*What is asked*
Collect all lines below with the string "content".

========================================

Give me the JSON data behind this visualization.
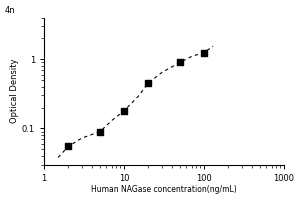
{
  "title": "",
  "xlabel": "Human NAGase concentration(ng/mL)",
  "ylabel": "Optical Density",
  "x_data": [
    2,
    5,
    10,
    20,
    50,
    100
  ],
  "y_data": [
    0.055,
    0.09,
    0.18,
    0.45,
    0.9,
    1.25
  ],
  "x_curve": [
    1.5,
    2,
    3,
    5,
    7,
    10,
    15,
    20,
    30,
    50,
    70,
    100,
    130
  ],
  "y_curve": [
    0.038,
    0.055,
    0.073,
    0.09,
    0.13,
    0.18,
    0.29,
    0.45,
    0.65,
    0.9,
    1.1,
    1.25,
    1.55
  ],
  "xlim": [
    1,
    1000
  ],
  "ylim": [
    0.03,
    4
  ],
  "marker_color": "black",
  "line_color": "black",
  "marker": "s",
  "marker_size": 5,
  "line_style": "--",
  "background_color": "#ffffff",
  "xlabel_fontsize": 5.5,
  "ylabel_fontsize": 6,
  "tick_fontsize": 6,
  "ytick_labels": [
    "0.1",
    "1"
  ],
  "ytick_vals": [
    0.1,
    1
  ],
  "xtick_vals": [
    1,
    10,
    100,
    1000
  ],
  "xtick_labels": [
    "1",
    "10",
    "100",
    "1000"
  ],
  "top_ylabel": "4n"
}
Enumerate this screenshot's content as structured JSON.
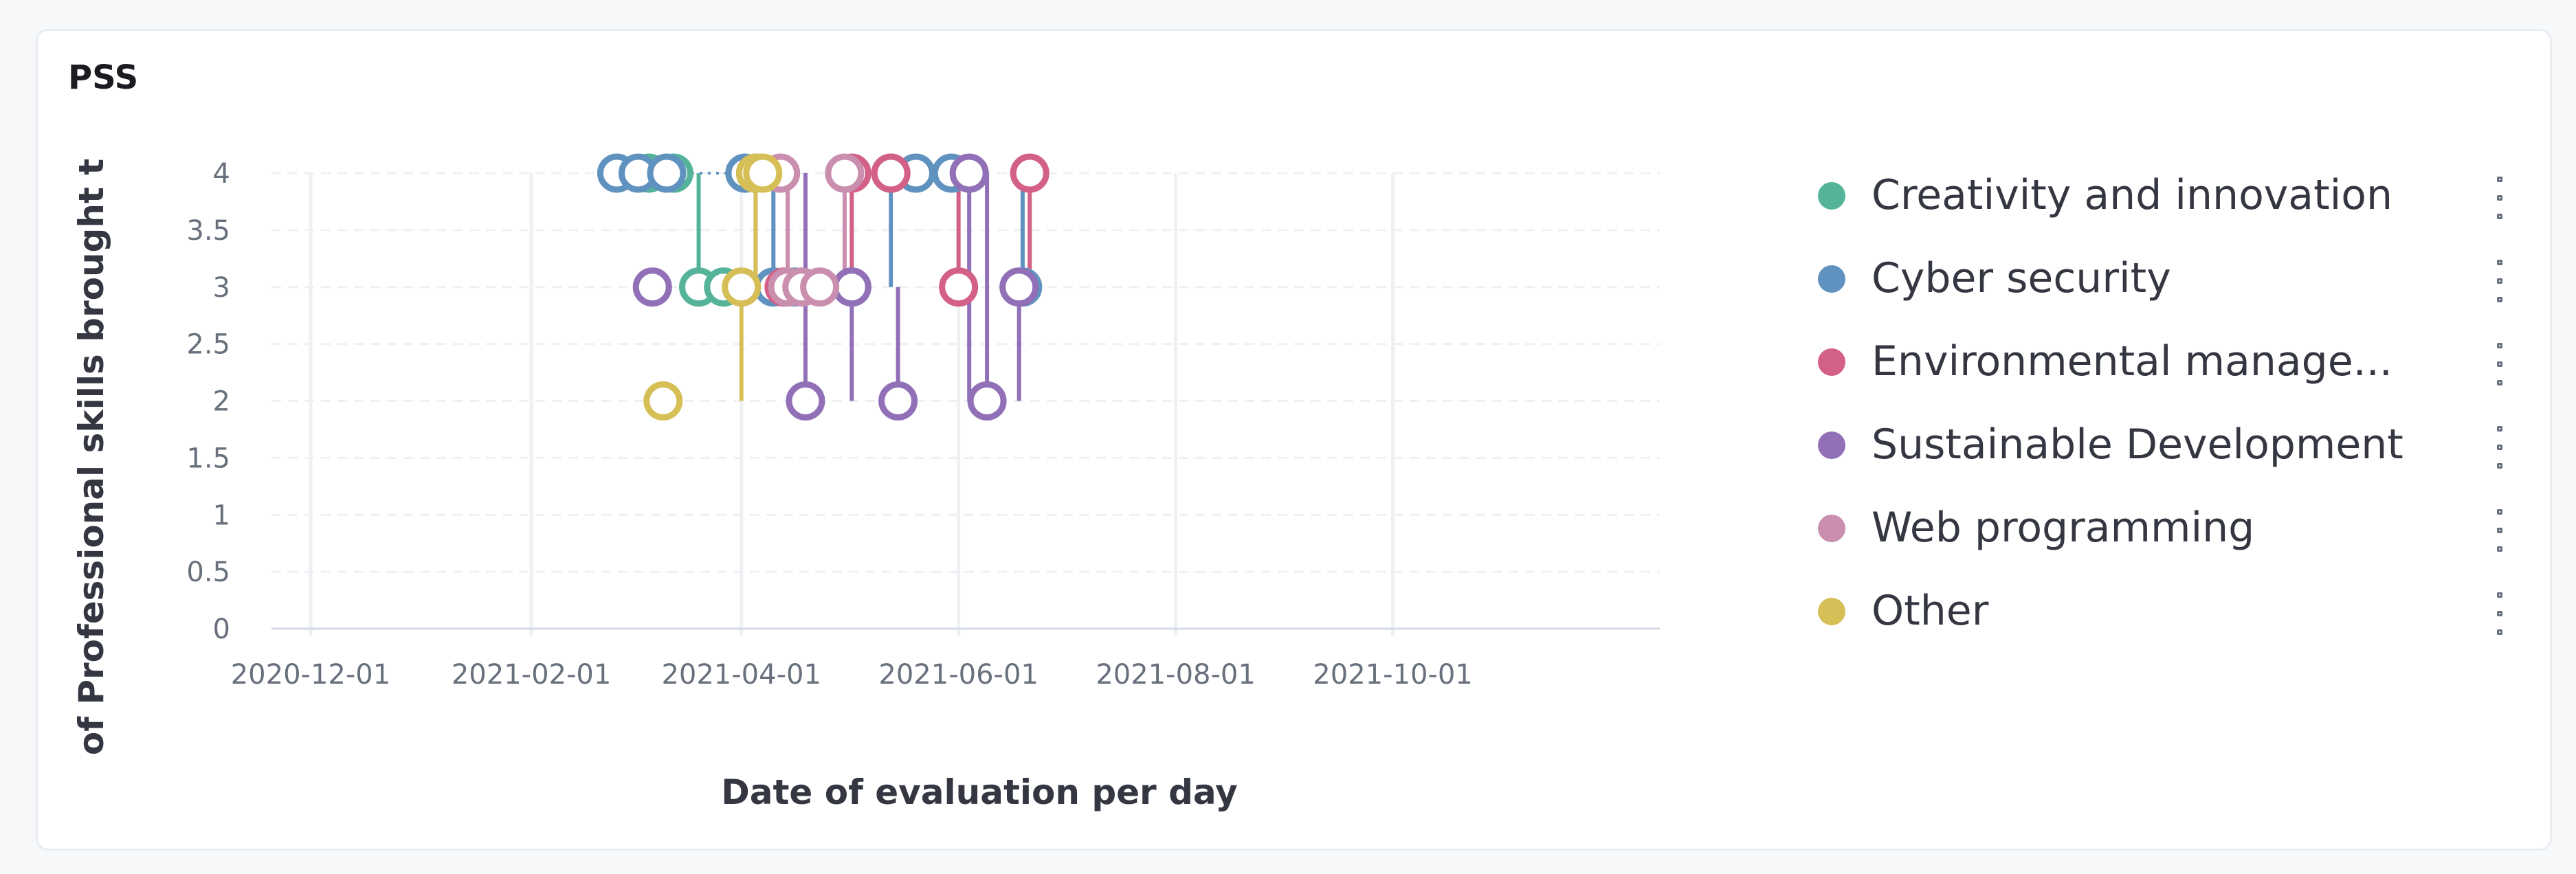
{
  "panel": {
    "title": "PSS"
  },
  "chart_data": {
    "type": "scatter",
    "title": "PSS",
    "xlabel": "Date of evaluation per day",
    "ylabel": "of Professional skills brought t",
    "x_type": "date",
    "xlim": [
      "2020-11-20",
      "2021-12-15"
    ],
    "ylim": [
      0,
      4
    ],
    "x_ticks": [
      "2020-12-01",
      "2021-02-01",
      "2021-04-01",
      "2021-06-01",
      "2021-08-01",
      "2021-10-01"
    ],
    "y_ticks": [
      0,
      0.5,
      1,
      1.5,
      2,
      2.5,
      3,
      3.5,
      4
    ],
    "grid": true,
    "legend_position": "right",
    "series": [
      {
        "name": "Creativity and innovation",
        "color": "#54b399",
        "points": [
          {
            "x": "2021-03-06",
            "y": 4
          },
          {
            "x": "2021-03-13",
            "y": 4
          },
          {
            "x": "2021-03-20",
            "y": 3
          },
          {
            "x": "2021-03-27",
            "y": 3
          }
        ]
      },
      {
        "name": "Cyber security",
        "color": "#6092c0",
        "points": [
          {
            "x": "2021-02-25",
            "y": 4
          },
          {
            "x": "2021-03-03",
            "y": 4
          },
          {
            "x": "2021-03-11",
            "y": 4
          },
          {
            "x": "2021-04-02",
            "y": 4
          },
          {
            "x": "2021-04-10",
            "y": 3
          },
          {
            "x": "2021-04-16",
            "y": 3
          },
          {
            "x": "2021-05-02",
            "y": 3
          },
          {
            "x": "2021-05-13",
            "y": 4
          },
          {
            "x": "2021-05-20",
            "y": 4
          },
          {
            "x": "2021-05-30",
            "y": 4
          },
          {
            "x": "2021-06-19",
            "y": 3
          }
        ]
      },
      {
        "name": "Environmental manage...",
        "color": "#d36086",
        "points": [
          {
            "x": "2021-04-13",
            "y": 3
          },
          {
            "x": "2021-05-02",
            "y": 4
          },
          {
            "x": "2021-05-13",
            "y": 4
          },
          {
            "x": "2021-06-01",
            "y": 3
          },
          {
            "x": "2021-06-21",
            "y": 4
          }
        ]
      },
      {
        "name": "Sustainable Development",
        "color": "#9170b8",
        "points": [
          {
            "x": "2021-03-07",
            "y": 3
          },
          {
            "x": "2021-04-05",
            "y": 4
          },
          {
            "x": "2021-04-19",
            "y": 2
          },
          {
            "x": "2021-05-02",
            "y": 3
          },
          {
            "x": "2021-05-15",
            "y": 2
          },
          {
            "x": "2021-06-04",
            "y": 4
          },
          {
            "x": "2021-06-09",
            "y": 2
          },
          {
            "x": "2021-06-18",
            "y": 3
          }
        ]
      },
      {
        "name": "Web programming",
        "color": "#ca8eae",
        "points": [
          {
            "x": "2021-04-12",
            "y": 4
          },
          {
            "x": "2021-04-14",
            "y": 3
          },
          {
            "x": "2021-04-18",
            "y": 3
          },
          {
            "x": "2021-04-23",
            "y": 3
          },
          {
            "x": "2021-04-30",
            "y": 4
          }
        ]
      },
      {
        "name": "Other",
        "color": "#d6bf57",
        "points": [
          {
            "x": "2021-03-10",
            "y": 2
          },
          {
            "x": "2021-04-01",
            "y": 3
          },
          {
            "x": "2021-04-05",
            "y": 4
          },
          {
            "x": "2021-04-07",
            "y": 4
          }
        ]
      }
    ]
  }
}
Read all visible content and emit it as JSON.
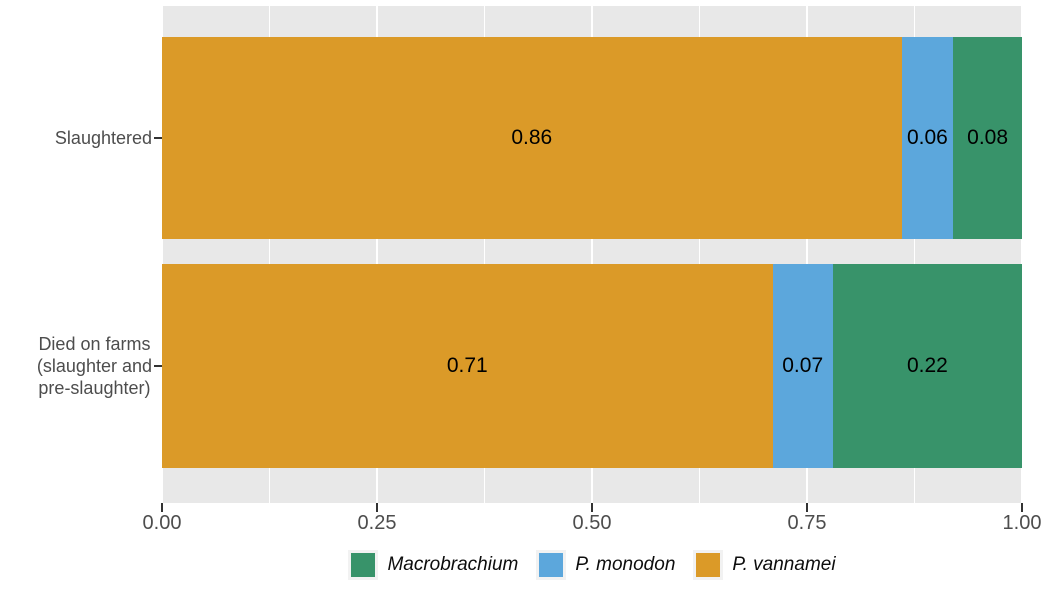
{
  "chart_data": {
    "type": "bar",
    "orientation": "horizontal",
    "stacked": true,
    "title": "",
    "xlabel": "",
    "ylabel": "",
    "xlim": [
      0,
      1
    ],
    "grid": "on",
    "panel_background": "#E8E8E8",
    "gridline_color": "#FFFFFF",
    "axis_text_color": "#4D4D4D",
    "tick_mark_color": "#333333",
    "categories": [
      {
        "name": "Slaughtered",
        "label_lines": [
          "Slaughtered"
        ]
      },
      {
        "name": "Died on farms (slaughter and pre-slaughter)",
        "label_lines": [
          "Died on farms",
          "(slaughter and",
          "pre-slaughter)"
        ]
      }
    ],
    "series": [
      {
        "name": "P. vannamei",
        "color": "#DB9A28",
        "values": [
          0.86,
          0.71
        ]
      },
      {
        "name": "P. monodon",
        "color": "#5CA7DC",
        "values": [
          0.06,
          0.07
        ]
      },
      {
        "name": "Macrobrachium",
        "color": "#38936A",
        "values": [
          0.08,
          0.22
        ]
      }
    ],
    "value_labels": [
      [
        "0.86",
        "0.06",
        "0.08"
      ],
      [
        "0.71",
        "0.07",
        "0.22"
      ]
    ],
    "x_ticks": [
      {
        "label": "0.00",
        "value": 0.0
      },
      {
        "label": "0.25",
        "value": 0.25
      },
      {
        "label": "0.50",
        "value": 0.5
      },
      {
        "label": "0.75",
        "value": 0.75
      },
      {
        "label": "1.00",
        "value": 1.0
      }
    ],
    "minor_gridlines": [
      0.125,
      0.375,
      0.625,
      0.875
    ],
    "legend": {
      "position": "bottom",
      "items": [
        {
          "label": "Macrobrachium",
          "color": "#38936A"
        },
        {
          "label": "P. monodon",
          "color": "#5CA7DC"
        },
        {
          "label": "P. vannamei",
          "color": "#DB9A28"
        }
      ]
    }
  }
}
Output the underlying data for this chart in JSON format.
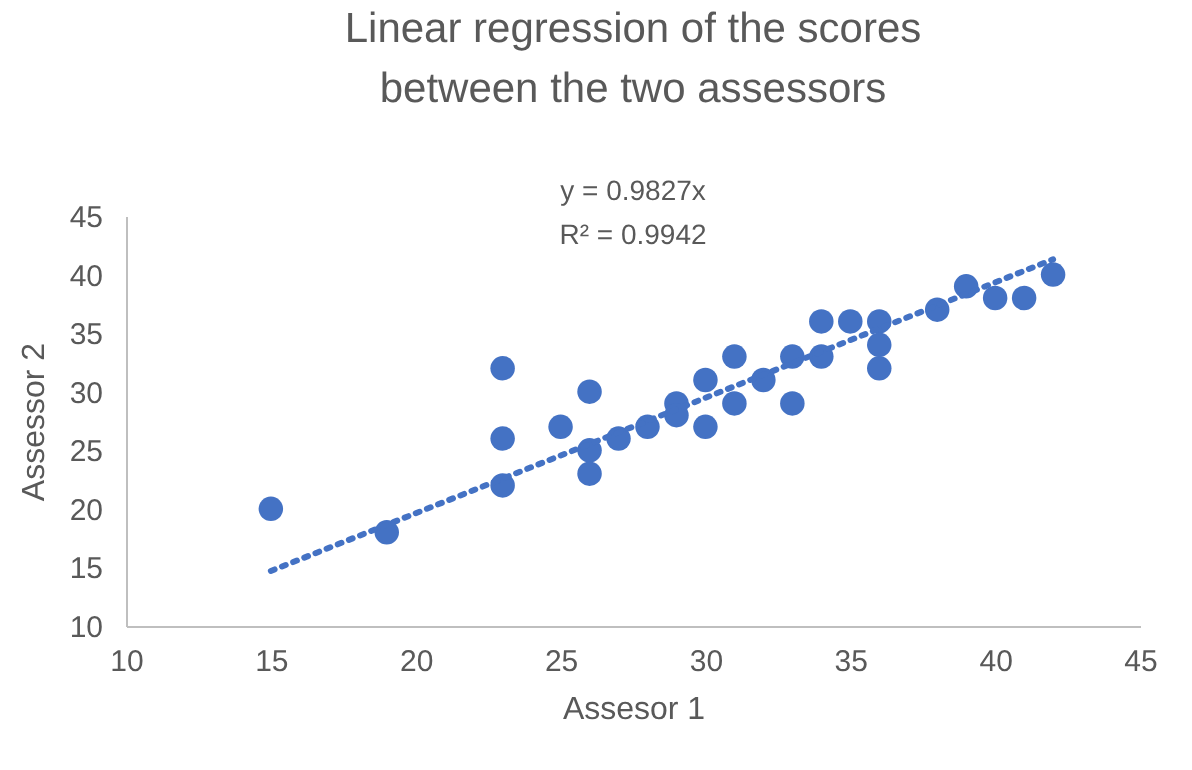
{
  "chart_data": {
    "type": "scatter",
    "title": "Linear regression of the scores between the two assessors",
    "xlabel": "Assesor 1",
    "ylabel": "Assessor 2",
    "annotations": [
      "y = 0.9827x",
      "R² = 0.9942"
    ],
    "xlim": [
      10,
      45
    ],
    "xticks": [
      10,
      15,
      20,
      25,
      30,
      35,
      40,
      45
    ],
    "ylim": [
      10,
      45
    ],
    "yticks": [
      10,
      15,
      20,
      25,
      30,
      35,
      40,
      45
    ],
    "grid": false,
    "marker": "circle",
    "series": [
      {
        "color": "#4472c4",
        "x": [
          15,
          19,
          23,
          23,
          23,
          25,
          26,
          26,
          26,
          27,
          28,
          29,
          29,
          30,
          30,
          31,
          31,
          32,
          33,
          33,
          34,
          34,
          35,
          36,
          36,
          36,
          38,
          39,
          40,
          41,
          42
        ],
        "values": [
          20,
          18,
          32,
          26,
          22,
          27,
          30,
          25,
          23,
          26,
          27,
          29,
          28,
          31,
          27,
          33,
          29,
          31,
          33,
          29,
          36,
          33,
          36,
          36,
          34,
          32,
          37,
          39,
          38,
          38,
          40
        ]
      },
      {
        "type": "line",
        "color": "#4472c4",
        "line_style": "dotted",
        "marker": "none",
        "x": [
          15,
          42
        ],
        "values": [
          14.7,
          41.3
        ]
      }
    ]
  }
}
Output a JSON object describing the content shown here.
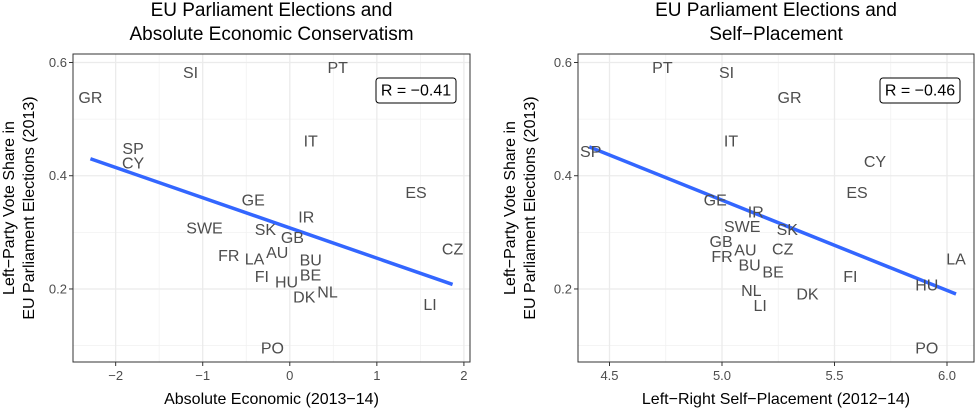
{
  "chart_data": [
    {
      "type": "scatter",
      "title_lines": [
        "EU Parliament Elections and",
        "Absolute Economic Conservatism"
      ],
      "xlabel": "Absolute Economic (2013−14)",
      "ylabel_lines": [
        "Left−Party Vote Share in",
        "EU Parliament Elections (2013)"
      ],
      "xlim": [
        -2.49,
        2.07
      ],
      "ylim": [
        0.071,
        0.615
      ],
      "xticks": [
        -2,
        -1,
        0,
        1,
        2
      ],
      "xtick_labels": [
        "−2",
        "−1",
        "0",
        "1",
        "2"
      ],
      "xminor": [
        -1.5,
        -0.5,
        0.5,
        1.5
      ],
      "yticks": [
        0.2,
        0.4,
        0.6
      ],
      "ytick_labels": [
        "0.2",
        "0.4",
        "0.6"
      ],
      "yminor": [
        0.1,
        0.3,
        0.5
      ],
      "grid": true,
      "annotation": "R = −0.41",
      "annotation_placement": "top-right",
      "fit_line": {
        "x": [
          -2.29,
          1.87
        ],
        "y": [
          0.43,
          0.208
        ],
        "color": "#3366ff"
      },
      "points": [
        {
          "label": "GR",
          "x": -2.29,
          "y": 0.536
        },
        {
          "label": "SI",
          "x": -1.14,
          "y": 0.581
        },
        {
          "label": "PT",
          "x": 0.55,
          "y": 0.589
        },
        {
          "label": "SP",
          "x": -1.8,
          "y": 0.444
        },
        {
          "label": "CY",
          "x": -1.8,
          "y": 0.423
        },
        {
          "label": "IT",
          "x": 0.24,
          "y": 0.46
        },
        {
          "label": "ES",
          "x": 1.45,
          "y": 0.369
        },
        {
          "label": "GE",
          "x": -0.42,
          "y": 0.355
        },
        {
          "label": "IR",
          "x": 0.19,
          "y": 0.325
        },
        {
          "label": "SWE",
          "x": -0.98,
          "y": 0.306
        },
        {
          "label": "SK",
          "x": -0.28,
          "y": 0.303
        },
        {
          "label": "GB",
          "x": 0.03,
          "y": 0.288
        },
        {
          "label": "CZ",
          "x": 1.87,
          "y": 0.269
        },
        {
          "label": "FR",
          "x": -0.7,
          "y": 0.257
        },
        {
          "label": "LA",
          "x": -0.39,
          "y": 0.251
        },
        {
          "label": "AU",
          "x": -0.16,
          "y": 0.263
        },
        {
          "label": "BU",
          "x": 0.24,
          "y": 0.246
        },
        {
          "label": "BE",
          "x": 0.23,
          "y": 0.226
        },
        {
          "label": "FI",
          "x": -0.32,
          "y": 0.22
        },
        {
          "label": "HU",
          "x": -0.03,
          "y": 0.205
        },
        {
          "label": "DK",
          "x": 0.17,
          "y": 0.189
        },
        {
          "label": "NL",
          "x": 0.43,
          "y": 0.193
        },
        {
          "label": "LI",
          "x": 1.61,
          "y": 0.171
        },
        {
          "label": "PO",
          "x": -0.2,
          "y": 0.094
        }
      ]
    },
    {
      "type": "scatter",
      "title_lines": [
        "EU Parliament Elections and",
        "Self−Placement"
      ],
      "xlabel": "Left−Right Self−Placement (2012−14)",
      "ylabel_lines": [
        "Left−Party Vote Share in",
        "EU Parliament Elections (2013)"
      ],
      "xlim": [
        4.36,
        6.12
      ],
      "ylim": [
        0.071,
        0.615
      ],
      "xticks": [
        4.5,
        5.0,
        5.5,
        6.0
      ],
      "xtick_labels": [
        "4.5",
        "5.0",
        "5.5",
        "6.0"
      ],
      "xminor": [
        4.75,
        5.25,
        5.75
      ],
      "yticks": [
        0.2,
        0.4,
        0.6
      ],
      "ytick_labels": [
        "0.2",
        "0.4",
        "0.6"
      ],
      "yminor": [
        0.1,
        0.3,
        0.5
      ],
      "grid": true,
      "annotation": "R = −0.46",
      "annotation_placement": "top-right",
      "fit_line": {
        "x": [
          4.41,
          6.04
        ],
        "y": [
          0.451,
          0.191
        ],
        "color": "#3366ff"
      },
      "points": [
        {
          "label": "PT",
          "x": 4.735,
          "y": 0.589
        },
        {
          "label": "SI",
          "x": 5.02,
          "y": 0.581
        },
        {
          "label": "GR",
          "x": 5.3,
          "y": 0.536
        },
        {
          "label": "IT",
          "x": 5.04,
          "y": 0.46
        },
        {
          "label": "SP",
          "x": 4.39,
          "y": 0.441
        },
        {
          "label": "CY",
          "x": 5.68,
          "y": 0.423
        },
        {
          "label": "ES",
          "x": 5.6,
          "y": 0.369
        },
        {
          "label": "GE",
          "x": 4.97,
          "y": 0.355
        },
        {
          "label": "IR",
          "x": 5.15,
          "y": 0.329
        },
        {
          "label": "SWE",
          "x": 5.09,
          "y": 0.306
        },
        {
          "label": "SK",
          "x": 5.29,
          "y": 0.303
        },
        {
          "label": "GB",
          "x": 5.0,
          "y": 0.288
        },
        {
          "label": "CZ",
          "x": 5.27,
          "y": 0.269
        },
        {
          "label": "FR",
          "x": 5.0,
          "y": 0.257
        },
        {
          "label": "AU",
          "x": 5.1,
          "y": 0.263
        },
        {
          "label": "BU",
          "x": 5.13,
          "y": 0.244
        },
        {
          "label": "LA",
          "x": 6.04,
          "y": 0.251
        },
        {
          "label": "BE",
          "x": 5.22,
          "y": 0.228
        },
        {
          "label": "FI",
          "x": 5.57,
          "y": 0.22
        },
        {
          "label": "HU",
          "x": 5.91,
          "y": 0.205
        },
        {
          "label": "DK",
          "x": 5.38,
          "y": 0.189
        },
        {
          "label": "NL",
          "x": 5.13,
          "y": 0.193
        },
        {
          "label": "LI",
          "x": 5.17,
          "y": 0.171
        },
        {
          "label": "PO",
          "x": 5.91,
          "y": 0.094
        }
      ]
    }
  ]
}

========================================

*Exercise output*
Enumerate this screenshot's content as structured JSON.
Read all visible content and emit it as JSON.
Output a JSON object describing the content shown here.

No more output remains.